• [GIVEN RECORDS]
***

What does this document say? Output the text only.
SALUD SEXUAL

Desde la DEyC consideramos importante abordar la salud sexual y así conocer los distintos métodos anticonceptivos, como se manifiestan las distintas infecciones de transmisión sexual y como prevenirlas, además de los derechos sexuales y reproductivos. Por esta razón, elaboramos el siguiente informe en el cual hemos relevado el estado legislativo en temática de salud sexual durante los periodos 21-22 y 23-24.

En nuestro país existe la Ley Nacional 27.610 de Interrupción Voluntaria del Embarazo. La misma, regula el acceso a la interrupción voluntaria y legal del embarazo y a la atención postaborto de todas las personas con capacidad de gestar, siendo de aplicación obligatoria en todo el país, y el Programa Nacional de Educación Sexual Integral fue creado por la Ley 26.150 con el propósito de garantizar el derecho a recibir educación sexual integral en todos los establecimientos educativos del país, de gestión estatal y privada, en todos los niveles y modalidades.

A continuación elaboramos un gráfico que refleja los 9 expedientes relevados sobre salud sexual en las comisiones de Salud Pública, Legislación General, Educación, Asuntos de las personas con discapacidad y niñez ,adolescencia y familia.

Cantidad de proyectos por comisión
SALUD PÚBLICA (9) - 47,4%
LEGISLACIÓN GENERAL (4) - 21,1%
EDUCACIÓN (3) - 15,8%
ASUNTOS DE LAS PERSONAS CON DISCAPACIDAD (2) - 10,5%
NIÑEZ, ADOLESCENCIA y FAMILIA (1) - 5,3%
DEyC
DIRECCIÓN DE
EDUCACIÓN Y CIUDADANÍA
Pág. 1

***

• [WHAT THE EXERCISE ASKS]
Reproduce all the records precisely.

• [OUTPUT OF THE EXERCISE]
What does this document say? Output the text only.
SALUD SEXUAL

Desde la DEyC consideramos importante abordar la salud sexual y así conocer los distintos métodos anticonceptivos, como se manifiestan las distintas infecciones de transmisión sexual y como prevenirlas, además de los derechos sexuales y reproductivos. Por esta razón, elaboramos el siguiente informe en el cual hemos relevado el estado legislativo en temática de salud sexual durante los periodos 21-22 y 23-24.

En nuestro país existe la Ley Nacional 27.610 de Interrupción Voluntaria del Embarazo. La misma, regula el acceso a la interrupción voluntaria y legal del embarazo y a la atención postaborto de todas las personas con capacidad de gestar, siendo de aplicación obligatoria en todo el país, y el Programa Nacional de Educación Sexual Integral fue creado por la Ley 26.150 con el propósito de garantizar el derecho a recibir educación sexual integral en todos los establecimientos educativos del país, de gestión estatal y privada, en todos los niveles y modalidades.

A continuación elaboramos un gráfico que refleja los 9 expedientes relevados sobre salud sexual en las comisiones de Salud Pública, Legislación General, Educación, Asuntos de las personas con discapacidad y niñez ,adolescencia y familia.

Cantidad de proyectos por comisión
SALUD PÚBLICA (9) - 47,4%
LEGISLACIÓN GENERAL (4) - 21,1%
EDUCACIÓN (3) - 15,8%
ASUNTOS DE LAS PERSONAS CON DISCAPACIDAD (2) - 10,5%
NIÑEZ, ADOLESCENCIA y FAMILIA (1) - 5,3%
DEyC
DIRECCIÓN DE
EDUCACIÓN Y CIUDADANÍA
Pág. 1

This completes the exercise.